**Written instruction**
Where a line of the material contains the string "response", copy that line.

**Dataset content**
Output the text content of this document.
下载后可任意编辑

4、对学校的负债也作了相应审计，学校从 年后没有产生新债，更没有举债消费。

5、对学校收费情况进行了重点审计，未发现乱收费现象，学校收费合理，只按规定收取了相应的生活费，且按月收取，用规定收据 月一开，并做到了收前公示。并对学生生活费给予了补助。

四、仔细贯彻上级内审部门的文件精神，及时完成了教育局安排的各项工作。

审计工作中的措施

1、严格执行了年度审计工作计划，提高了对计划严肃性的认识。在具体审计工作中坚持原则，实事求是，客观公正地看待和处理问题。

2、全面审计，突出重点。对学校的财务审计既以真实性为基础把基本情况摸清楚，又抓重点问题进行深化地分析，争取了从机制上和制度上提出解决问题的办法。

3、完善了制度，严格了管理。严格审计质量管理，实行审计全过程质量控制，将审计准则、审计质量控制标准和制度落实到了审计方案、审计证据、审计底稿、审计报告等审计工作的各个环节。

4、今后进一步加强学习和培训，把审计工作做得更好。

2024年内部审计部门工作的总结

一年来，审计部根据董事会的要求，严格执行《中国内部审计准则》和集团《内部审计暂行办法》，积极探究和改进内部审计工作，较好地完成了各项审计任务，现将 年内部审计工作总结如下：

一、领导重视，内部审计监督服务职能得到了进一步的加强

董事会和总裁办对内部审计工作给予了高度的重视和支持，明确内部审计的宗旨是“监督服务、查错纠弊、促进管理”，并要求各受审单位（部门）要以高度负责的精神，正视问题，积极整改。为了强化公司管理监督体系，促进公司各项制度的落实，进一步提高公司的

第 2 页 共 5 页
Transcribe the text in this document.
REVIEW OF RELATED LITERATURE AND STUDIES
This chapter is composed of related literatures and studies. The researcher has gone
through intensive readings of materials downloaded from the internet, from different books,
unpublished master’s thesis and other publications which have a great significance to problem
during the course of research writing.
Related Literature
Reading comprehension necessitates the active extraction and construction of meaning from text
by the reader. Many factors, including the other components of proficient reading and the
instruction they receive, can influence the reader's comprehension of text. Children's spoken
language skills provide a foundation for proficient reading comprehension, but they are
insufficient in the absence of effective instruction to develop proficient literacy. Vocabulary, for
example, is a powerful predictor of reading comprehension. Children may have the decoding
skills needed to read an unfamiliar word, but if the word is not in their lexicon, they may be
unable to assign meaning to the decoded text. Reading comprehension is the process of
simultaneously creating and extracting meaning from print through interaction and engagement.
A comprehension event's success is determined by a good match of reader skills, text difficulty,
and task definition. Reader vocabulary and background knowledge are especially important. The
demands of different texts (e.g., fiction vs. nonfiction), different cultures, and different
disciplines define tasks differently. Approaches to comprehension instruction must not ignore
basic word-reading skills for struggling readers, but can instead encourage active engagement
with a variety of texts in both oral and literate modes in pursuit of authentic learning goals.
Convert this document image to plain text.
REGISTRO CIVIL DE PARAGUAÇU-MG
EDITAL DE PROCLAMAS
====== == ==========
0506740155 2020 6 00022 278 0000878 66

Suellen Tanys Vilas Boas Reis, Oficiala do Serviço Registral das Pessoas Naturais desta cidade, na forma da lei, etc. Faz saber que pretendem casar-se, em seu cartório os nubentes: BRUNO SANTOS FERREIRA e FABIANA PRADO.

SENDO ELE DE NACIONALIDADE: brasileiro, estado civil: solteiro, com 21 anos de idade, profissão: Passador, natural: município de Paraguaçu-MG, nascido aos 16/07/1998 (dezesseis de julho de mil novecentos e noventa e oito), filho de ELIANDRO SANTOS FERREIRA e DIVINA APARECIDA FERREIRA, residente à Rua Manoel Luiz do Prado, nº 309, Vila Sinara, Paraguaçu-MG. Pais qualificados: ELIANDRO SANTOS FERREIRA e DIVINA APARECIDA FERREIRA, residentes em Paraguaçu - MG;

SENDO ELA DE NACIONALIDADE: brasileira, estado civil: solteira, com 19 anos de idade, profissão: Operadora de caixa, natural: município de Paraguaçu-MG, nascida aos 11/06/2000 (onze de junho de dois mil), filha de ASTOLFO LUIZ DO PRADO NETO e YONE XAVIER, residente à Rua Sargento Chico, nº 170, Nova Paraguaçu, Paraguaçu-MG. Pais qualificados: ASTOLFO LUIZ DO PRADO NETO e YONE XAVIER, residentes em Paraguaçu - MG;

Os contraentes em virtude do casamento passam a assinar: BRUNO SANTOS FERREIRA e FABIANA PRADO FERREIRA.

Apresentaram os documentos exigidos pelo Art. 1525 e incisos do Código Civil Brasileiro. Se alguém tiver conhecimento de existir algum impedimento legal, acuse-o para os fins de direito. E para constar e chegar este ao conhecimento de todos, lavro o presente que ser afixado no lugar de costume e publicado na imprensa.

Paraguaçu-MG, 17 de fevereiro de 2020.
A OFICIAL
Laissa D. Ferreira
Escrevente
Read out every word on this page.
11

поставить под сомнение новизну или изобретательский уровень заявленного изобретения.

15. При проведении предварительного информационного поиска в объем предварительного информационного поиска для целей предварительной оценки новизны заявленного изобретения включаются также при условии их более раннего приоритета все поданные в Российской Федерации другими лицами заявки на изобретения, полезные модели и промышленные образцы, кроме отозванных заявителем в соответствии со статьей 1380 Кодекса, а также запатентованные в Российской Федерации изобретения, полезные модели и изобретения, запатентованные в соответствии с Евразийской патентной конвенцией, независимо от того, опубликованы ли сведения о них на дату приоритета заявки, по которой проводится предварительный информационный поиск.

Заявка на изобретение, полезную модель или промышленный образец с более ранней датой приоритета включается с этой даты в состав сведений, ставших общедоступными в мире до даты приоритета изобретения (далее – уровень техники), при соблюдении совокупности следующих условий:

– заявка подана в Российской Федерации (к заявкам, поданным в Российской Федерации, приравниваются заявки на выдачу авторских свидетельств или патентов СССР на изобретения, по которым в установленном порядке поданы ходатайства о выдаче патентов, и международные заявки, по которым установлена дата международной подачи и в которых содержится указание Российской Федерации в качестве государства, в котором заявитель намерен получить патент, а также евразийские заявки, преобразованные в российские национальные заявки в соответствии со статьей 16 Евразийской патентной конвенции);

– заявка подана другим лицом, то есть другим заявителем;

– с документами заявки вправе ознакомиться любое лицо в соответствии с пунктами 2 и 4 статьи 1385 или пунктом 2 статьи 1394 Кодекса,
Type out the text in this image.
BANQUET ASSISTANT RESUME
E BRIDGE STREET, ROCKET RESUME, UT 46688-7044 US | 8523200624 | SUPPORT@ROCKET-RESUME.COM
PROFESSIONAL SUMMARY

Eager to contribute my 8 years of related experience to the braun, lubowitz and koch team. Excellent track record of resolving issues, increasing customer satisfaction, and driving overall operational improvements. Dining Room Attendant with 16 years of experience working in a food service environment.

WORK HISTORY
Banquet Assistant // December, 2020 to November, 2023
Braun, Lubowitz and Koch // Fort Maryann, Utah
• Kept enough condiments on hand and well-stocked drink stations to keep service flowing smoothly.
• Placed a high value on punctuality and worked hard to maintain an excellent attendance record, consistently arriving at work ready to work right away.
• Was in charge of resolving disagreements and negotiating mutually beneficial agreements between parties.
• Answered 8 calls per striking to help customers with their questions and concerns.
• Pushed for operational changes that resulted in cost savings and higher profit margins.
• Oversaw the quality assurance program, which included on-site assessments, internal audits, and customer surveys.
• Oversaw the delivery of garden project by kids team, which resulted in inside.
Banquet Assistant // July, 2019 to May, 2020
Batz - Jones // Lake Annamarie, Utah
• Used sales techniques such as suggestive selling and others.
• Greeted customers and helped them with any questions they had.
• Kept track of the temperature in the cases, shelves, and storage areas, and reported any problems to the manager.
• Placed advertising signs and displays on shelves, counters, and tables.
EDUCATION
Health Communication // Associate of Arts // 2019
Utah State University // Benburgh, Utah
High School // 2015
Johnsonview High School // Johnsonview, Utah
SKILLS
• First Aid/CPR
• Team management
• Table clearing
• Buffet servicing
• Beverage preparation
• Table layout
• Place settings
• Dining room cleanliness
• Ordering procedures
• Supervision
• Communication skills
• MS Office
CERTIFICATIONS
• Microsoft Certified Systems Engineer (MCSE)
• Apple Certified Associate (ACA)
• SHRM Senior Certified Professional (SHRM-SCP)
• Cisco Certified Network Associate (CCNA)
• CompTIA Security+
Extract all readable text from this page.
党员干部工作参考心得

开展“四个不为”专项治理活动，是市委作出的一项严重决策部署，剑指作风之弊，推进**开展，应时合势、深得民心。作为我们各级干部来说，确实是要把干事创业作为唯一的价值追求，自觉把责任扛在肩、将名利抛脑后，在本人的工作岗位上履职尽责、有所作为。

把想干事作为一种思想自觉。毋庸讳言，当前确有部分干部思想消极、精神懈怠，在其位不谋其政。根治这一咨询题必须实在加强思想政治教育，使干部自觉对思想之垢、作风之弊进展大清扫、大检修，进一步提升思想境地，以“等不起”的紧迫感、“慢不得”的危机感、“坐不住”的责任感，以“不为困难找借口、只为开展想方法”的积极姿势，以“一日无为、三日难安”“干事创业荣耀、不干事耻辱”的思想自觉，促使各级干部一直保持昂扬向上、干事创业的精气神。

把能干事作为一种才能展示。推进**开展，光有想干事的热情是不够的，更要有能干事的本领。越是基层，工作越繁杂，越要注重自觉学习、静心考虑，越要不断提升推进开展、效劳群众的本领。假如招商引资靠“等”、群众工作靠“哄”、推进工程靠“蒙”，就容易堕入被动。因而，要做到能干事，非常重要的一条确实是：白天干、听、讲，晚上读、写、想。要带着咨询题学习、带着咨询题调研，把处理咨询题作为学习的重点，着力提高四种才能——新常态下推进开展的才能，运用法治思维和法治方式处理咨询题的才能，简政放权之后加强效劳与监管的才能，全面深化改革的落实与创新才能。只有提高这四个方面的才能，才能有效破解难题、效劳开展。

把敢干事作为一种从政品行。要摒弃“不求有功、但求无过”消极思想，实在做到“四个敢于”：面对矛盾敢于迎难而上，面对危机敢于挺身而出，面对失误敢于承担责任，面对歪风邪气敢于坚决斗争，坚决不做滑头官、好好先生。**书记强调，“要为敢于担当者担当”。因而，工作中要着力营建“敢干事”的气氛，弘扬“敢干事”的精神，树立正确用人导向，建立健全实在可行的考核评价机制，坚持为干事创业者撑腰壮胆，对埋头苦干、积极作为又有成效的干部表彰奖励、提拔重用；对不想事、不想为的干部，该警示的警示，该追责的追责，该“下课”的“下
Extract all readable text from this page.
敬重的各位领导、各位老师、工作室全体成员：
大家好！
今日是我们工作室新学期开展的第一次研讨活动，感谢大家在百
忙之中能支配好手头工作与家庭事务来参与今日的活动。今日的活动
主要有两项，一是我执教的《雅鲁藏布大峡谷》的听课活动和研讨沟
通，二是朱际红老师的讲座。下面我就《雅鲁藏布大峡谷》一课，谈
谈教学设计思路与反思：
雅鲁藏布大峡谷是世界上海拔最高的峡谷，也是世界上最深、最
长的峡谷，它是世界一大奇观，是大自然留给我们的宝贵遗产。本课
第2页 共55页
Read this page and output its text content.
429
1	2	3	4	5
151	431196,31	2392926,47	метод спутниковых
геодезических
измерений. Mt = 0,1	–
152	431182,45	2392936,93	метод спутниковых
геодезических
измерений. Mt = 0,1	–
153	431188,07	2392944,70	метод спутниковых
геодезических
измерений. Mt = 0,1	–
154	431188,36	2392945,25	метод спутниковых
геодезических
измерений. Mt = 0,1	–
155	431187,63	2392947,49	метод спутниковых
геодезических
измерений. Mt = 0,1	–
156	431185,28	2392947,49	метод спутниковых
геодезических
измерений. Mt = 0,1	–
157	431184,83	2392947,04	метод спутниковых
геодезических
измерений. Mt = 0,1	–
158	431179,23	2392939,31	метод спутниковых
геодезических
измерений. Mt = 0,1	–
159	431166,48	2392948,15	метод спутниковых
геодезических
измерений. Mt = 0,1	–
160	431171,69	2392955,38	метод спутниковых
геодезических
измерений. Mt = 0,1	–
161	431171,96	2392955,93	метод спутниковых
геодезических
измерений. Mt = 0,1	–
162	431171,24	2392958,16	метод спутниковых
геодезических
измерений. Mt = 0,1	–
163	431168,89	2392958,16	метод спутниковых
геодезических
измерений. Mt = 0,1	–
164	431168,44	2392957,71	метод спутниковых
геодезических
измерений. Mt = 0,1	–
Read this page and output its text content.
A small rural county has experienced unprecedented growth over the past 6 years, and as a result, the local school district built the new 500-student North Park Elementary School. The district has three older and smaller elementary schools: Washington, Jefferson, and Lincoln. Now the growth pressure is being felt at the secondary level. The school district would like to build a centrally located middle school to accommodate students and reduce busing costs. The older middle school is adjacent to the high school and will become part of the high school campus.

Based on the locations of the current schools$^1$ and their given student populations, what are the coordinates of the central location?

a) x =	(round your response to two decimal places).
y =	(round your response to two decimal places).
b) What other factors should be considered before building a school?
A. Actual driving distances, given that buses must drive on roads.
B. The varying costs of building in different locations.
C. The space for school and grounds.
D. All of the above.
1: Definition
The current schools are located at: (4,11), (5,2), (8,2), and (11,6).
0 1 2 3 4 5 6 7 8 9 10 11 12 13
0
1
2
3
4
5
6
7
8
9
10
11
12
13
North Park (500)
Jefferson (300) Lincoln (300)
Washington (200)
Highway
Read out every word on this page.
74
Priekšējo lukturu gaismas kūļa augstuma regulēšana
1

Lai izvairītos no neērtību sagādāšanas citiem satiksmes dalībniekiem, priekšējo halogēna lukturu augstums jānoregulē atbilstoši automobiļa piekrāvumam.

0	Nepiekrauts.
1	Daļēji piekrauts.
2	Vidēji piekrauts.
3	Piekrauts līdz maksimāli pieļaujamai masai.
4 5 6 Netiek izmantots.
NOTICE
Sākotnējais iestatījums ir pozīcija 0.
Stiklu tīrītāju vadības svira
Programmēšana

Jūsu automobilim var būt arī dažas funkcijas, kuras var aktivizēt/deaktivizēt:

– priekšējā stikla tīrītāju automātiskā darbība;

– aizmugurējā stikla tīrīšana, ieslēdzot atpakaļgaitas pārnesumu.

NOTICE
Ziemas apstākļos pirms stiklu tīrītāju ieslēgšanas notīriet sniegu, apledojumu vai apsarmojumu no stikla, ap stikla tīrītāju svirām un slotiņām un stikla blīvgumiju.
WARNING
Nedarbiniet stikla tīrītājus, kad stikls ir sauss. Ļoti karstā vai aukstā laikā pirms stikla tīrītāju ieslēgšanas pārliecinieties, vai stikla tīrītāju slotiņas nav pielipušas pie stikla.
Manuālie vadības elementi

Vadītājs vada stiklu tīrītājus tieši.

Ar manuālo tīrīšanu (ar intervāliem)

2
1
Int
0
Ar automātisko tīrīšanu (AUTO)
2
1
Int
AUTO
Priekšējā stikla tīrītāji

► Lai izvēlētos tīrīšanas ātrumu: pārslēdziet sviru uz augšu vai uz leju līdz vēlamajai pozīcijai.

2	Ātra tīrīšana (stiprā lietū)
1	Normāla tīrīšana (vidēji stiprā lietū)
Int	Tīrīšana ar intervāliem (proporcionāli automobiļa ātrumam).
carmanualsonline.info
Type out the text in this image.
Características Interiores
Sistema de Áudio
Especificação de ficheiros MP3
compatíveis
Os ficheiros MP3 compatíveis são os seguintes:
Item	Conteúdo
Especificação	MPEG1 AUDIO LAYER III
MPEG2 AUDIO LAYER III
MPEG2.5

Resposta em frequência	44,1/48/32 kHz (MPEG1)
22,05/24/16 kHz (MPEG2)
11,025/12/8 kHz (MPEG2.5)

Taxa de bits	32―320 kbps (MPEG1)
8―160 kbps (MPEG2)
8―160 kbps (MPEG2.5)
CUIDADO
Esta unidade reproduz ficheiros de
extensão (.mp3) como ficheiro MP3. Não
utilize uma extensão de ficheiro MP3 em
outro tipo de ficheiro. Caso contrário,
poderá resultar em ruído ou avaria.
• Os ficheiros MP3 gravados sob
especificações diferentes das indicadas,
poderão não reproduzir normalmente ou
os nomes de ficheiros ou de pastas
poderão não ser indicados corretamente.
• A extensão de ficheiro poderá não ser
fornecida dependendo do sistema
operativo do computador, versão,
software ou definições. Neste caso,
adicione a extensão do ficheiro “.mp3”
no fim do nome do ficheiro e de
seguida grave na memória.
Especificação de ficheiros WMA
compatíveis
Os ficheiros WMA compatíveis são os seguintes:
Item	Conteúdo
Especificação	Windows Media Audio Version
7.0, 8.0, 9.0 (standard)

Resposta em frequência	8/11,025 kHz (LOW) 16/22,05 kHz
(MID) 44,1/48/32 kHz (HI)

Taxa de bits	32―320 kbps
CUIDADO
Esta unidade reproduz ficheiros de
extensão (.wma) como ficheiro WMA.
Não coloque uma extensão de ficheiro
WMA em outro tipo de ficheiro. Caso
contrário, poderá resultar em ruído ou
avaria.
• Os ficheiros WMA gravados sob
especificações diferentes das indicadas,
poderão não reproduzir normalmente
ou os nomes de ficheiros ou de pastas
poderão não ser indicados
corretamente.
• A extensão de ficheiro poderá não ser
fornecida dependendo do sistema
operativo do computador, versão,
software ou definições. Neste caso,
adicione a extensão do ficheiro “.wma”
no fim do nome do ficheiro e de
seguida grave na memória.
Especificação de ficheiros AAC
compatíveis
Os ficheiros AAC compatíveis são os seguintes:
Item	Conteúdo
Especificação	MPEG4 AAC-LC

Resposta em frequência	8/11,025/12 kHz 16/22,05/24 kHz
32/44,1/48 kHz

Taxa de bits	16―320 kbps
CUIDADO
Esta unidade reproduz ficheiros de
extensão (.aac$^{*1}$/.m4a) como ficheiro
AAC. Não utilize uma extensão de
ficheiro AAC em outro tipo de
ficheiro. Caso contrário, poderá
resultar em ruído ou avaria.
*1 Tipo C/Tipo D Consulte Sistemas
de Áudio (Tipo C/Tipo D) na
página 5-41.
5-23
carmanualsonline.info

**The completed task**
a) x =	(round your response to two decimal places).
y =	(round your response to two decimal places).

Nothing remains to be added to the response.